Dataset items:
● ● ● ● ●

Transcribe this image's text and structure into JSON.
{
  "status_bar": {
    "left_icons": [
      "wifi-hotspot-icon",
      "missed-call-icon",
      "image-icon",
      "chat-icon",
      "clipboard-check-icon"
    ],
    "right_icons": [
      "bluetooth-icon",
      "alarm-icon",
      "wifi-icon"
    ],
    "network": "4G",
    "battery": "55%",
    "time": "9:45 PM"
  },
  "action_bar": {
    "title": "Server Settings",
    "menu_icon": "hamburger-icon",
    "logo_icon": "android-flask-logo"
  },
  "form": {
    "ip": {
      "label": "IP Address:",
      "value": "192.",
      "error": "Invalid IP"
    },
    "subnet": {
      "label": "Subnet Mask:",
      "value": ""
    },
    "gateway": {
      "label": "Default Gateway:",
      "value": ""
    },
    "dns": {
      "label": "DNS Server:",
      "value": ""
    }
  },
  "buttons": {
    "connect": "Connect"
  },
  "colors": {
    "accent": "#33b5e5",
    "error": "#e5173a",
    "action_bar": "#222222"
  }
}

● ● ● ● ●

# [What the task asks]
Please restate the records in full, word for word.

# [Solution to this problem]
Transcribe this image's text and structure into JSON.
{
  "status_bar": {
    "left_icons": [
      "wifi-hotspot-icon",
      "missed-call-icon",
      "image-icon",
      "chat-icon",
      "clipboard-check-icon"
    ],
    "right_icons": [
      "bluetooth-icon",
      "alarm-icon",
      "wifi-icon"
    ],
    "network": "4G",
    "battery": "55%",
    "time": "9:45 PM"
  },
  "action_bar": {
    "title": "Server Settings",
    "menu_icon": "hamburger-icon",
    "logo_icon": "android-flask-logo"
  },
  "form": {
    "ip": {
      "label": "IP Address:",
      "value": "192.",
      "error": "Invalid IP"
    },
    "subnet": {
      "label": "Subnet Mask:",
      "value": ""
    },
    "gateway": {
      "label": "Default Gateway:",
      "value": ""
    },
    "dns": {
      "label": "DNS Server:",
      "value": ""
    }
  },
  "buttons": {
    "connect": "Connect"
  },
  "colors": {
    "accent": "#33b5e5",
    "error": "#e5173a",
    "action_bar": "#222222"
  }
}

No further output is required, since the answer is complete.